◆ Written exercise
Can the data below be echoed back word for word?

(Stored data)

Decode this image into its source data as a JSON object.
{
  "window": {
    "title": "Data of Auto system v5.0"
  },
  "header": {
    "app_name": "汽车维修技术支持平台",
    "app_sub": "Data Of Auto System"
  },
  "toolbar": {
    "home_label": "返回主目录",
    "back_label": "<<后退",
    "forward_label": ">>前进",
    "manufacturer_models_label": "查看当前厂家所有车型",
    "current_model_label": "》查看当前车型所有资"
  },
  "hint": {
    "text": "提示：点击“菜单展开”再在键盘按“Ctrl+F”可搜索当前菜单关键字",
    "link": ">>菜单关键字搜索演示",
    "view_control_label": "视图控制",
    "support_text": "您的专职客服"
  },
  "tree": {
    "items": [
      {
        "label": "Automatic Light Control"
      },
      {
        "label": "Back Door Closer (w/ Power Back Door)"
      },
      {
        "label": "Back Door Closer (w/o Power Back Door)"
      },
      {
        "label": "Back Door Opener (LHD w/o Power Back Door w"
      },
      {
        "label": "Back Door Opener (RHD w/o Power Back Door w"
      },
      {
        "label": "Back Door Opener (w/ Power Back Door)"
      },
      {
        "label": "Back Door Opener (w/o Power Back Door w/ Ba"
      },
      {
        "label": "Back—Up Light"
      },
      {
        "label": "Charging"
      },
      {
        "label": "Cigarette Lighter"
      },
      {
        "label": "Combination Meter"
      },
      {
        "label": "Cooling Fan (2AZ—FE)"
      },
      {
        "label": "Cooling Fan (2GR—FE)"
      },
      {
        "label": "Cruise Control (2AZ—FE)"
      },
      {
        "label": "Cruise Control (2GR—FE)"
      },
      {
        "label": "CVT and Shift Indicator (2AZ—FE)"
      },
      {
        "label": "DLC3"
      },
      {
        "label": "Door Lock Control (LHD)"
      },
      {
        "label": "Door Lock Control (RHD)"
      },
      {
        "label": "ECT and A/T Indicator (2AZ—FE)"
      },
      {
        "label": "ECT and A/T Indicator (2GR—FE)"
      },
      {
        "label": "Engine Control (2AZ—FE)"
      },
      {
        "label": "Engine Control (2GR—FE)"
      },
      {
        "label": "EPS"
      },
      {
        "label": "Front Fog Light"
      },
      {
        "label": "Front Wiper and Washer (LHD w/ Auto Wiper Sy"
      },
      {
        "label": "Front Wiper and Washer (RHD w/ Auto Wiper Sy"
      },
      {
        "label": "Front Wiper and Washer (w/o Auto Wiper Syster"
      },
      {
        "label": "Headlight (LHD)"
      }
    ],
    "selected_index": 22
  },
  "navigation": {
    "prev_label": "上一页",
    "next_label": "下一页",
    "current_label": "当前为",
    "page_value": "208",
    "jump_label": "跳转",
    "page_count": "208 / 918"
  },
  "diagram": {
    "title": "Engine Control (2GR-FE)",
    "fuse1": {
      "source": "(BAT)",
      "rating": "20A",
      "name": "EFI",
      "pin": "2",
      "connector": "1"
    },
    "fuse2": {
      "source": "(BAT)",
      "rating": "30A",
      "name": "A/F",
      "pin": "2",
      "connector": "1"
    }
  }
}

◆ Expected answer
Decode this image into its source data as a JSON object.
{
  "window": {
    "title": "Data of Auto system v5.0"
  },
  "header": {
    "app_name": "汽车维修技术支持平台",
    "app_sub": "Data Of Auto System"
  },
  "toolbar": {
    "home_label": "返回主目录",
    "back_label": "<<后退",
    "forward_label": ">>前进",
    "manufacturer_models_label": "查看当前厂家所有车型",
    "current_model_label": "》查看当前车型所有资"
  },
  "hint": {
    "text": "提示：点击“菜单展开”再在键盘按“Ctrl+F”可搜索当前菜单关键字",
    "link": ">>菜单关键字搜索演示",
    "view_control_label": "视图控制",
    "support_text": "您的专职客服"
  },
  "tree": {
    "items": [
      {
        "label": "Automatic Light Control"
      },
      {
        "label": "Back Door Closer (w/ Power Back Door)"
      },
      {
        "label": "Back Door Closer (w/o Power Back Door)"
      },
      {
        "label": "Back Door Opener (LHD w/o Power Back Door w"
      },
      {
        "label": "Back Door Opener (RHD w/o Power Back Door w"
      },
      {
        "label": "Back Door Opener (w/ Power Back Door)"
      },
      {
        "label": "Back Door Opener (w/o Power Back Door w/ Ba"
      },
      {
        "label": "Back—Up Light"
      },
      {
        "label": "Charging"
      },
      {
        "label": "Cigarette Lighter"
      },
      {
        "label": "Combination Meter"
      },
      {
        "label": "Cooling Fan (2AZ—FE)"
      },
      {
        "label": "Cooling Fan (2GR—FE)"
      },
      {
        "label": "Cruise Control (2AZ—FE)"
      },
      {
        "label": "Cruise Control (2GR—FE)"
      },
      {
        "label": "CVT and Shift Indicator (2AZ—FE)"
      },
      {
        "label": "DLC3"
      },
      {
        "label": "Door Lock Control (LHD)"
      },
      {
        "label": "Door Lock Control (RHD)"
      },
      {
        "label": "ECT and A/T Indicator (2AZ—FE)"
      },
      {
        "label": "ECT and A/T Indicator (2GR—FE)"
      },
      {
        "label": "Engine Control (2AZ—FE)"
      },
      {
        "label": "Engine Control (2GR—FE)"
      },
      {
        "label": "EPS"
      },
      {
        "label": "Front Fog Light"
      },
      {
        "label": "Front Wiper and Washer (LHD w/ Auto Wiper Sy"
      },
      {
        "label": "Front Wiper and Washer (RHD w/ Auto Wiper Sy"
      },
      {
        "label": "Front Wiper and Washer (w/o Auto Wiper Syster"
      },
      {
        "label": "Headlight (LHD)"
      }
    ],
    "selected_index": 22
  },
  "navigation": {
    "prev_label": "上一页",
    "next_label": "下一页",
    "current_label": "当前为",
    "page_value": "208",
    "jump_label": "跳转",
    "page_count": "208 / 918"
  },
  "diagram": {
    "title": "Engine Control (2GR-FE)",
    "fuse1": {
      "source": "(BAT)",
      "rating": "20A",
      "name": "EFI",
      "pin": "2",
      "connector": "1"
    },
    "fuse2": {
      "source": "(BAT)",
      "rating": "30A",
      "name": "A/F",
      "pin": "2",
      "connector": "1"
    }
  }
}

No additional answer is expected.